SELECTED PASSAGE:
Chapter 1. Understanding the Hybrid Cloud

The datacenter has undergone fundamental changes over the past 10 years. Virtualization technology enables organizations to create internal private clouds, speeding up delivery of software projects. In many cases, public cloud providers provide a viable substitute for local data, and in other cases, public cloud providers supplement the private cloud.

As the world moves to the cloud, organizations are increasingly looking for ways to take advantage of their investment in private clouds for a competitive advantage. This advantage can be achieved by combining public and private cloud technologies to create a hybrid cloud.

This chapter examines the hybrid cloud, beginning with some basic vocabulary and continuing with use cases for the hybrid cloud.

What Is a Hybrid Cloud?

STATED TASK 1:
List each kind of cloud that the hybrid cloud chapter opening names.

DATA LISTING:
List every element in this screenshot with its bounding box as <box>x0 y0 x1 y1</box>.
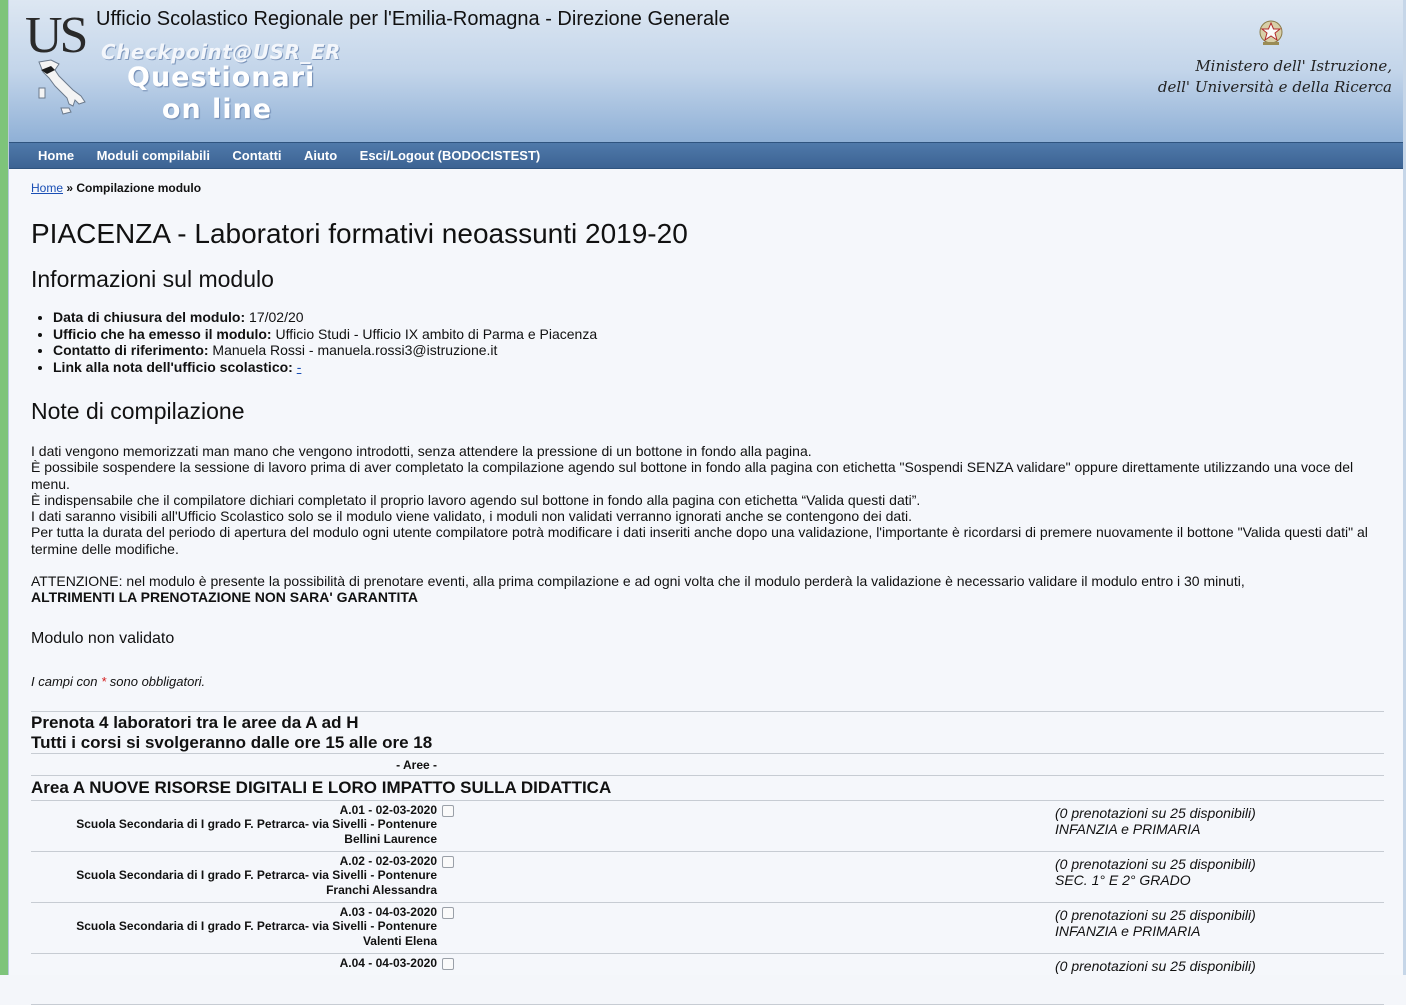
info-item: Link alla nota dell'ufficio scolastico: … <box>53 359 1384 376</box>
course-code: A.01 - 02-03-2020 <box>339 802 437 817</box>
course-availability: (0 prenotazioni su 25 disponibili) <box>1055 855 1256 872</box>
note-paragraph: I dati saranno visibili all'Ufficio Scol… <box>31 508 913 525</box>
usr-logo: US <box>25 7 89 64</box>
nav-moduli-compilabili[interactable]: Moduli compilabili <box>88 143 219 169</box>
booking-checkbox[interactable] <box>442 804 454 817</box>
italian-emblem-icon <box>1259 20 1283 45</box>
info-label: Link alla nota dell'ufficio scolastico: <box>53 358 293 375</box>
course-teacher: Bellini Laurence <box>344 831 437 846</box>
course-info: A.02 - 02-03-2020 Scuola Secondaria di I… <box>31 854 437 898</box>
course-info: A.01 - 02-03-2020 Scuola Secondaria di I… <box>31 803 437 847</box>
nav-aiuto[interactable]: Aiuto <box>295 143 346 169</box>
course-availability: (0 prenotazioni su 25 disponibili) <box>1055 804 1256 821</box>
info-heading: Informazioni sul modulo <box>31 266 274 292</box>
booking-checkbox[interactable] <box>442 957 454 970</box>
header-title: Ufficio Scolastico Regionale per l'Emili… <box>96 8 730 30</box>
info-value: Manuela Rossi - manuela.rossi3@istruzion… <box>208 342 498 358</box>
info-item: Contatto di riferimento: Manuela Rossi -… <box>53 342 1384 359</box>
info-value: 17/02/20 <box>245 309 304 325</box>
page-title: PIACENZA - Laboratori formativi neoassun… <box>31 218 688 249</box>
attenzione-note: ATTENZIONE: nel modulo è presente la pos… <box>31 573 1384 606</box>
notes-text: I dati vengono memorizzati man mano che … <box>31 443 1384 557</box>
section-title-line1: Prenota 4 laboratori tra le aree da A ad… <box>31 712 359 732</box>
course-school: Scuola Secondaria di I grado F. Petrarca… <box>76 868 437 883</box>
course-availability-block: (0 prenotazioni su 25 disponibili) SEC. … <box>1055 856 1256 888</box>
info-item: Data di chiusura del modulo: 17/02/20 <box>53 309 1384 326</box>
course-school: Scuola Secondaria di I grado F. Petrarca… <box>76 919 437 934</box>
course-availability: (0 prenotazioni su 25 disponibili) <box>1055 906 1256 923</box>
course-availability-block: (0 prenotazioni su 25 disponibili) INFAN… <box>1055 907 1256 939</box>
info-list: Data di chiusura del modulo: 17/02/20 Uf… <box>31 309 1384 375</box>
questionari-logo: Questionari on line <box>127 62 316 126</box>
questionari-line2: on line <box>161 94 273 125</box>
site-header: US Ufficio Scolastico Regionale per l'Em… <box>9 0 1406 142</box>
divider <box>31 752 1384 754</box>
required-note: I campi con * sono obbligatori. <box>31 674 1384 689</box>
course-code: A.04 - 04-03-2020 <box>339 955 437 970</box>
main-nav: Home Moduli compilabili Contatti Aiuto E… <box>9 142 1406 169</box>
main-content: Home » Compilazione modulo PIACENZA - La… <box>9 181 1406 1005</box>
note-paragraph: È indispensabile che il compilatore dich… <box>31 491 921 508</box>
info-label: Data di chiusura del modulo: <box>53 309 246 325</box>
booking-checkbox[interactable] <box>442 906 454 919</box>
nav-home[interactable]: Home <box>29 143 83 169</box>
page: US Ufficio Scolastico Regionale per l'Em… <box>8 0 1406 1005</box>
section-header: Prenota 4 laboratori tra le aree da A ad… <box>31 710 1384 753</box>
ministero-line2: dell' Università e della Ricerca <box>1157 78 1392 96</box>
nota-link[interactable]: - <box>297 359 302 375</box>
breadcrumb-home-link[interactable]: Home <box>31 181 63 195</box>
attenzione-bold: ALTRIMENTI LA PRENOTAZIONE NON SARA' GAR… <box>31 589 419 606</box>
booking-row: A.03 - 04-03-2020 Scuola Secondaria di I… <box>31 903 1384 954</box>
note-paragraph: I dati vengono memorizzati man mano che … <box>31 443 812 459</box>
course-availability-block: (0 prenotazioni su 25 disponibili) <box>1055 958 1256 974</box>
required-prefix: I campi con <box>31 673 102 689</box>
italy-map-icon <box>38 59 86 115</box>
booking-row: A.02 - 02-03-2020 Scuola Secondaria di I… <box>31 852 1384 903</box>
area-title: Area A NUOVE RISORSE DIGITALI E LORO IMP… <box>31 776 1384 801</box>
section-title-line2: Tutti i corsi si svolgeranno dalle ore 1… <box>31 732 433 752</box>
aree-label: - Aree - <box>396 757 437 772</box>
course-school: Scuola Secondaria di I grado F. Petrarca… <box>76 817 437 832</box>
course-teacher: Valenti Elena <box>362 933 437 948</box>
course-teacher: Franchi Alessandra <box>326 882 437 897</box>
info-value: Ufficio Studi - Ufficio IX ambito di Par… <box>271 325 598 342</box>
breadcrumb: Home » Compilazione modulo <box>31 181 1384 195</box>
ministero-label: Ministero dell' Istruzione, dell' Univer… <box>1158 56 1392 98</box>
info-label: Ufficio che ha emesso il modulo: <box>53 325 272 342</box>
validation-status: Modulo non validato <box>31 629 175 647</box>
course-availability: (0 prenotazioni su 25 disponibili) <box>1055 957 1256 974</box>
course-code: A.03 - 04-03-2020 <box>339 904 437 919</box>
nav-logout[interactable]: Esci/Logout (BODOCISTEST) <box>351 143 550 169</box>
course-info: A.04 - 04-03-2020 <box>31 956 437 971</box>
course-code: A.02 - 02-03-2020 <box>339 853 437 868</box>
left-edge-bar <box>0 0 8 975</box>
checkpoint-label: Checkpoint@USR_ER <box>101 40 341 64</box>
booking-checkbox[interactable] <box>442 855 454 868</box>
course-info: A.03 - 04-03-2020 Scuola Secondaria di I… <box>31 905 437 949</box>
booking-row: A.01 - 02-03-2020 Scuola Secondaria di I… <box>31 801 1384 852</box>
attenzione-text: ATTENZIONE: nel modulo è presente la pos… <box>31 573 1245 590</box>
course-availability-block: (0 prenotazioni su 25 disponibili) INFAN… <box>1055 805 1256 837</box>
ministero-line1: Ministero dell' Istruzione, <box>1195 57 1392 75</box>
breadcrumb-separator: » <box>63 181 77 195</box>
booking-row: A.04 - 04-03-2020 (0 prenotazioni su 25 … <box>31 954 1384 1005</box>
course-level: INFANZIA e PRIMARIA <box>1055 820 1201 837</box>
info-label: Contatto di riferimento: <box>53 342 209 358</box>
required-suffix: sono obbligatori. <box>106 673 206 689</box>
nav-contatti[interactable]: Contatti <box>223 143 290 169</box>
course-level: INFANZIA e PRIMARIA <box>1055 922 1201 939</box>
note-paragraph: Per tutta la durata del periodo di apert… <box>31 524 1368 557</box>
info-item: Ufficio che ha emesso il modulo: Ufficio… <box>53 326 1384 343</box>
questionari-line1: Questionari <box>127 62 316 93</box>
course-level: SEC. 1° E 2° GRADO <box>1055 871 1191 888</box>
note-paragraph: È possibile sospendere la sessione di la… <box>31 459 1354 492</box>
notes-heading: Note di compilazione <box>31 398 245 424</box>
breadcrumb-current: Compilazione modulo <box>76 181 202 195</box>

STATED TASK 2:
In the listing, copy the stretch from the line that contains "info-item: Link alla" through the line that contains "course-teacher: Bellini Laurence", character for character.

CORRECT RESULT 1:
private cloud, public cloud, hybrid cloud

CORRECT RESULT 2:
info-item: Link alla nota dell'ufficio scolastico: … <box>53 359 1384 376</box>
course-code: A.01 - 02-03-2020 <box>339 802 437 817</box>
course-availability: (0 prenotazioni su 25 disponibili) <box>1055 855 1256 872</box>
note-paragraph: I dati saranno visibili all'Ufficio Scol… <box>31 508 913 525</box>
usr-logo: US <box>25 7 89 64</box>
nav-moduli-compilabili[interactable]: Moduli compilabili <box>88 143 219 169</box>
booking-checkbox[interactable] <box>442 804 454 817</box>
italian-emblem-icon <box>1259 20 1283 45</box>
info-label: Link alla nota dell'ufficio scolastico: <box>53 358 293 375</box>
course-teacher: Bellini Laurence <box>344 831 437 846</box>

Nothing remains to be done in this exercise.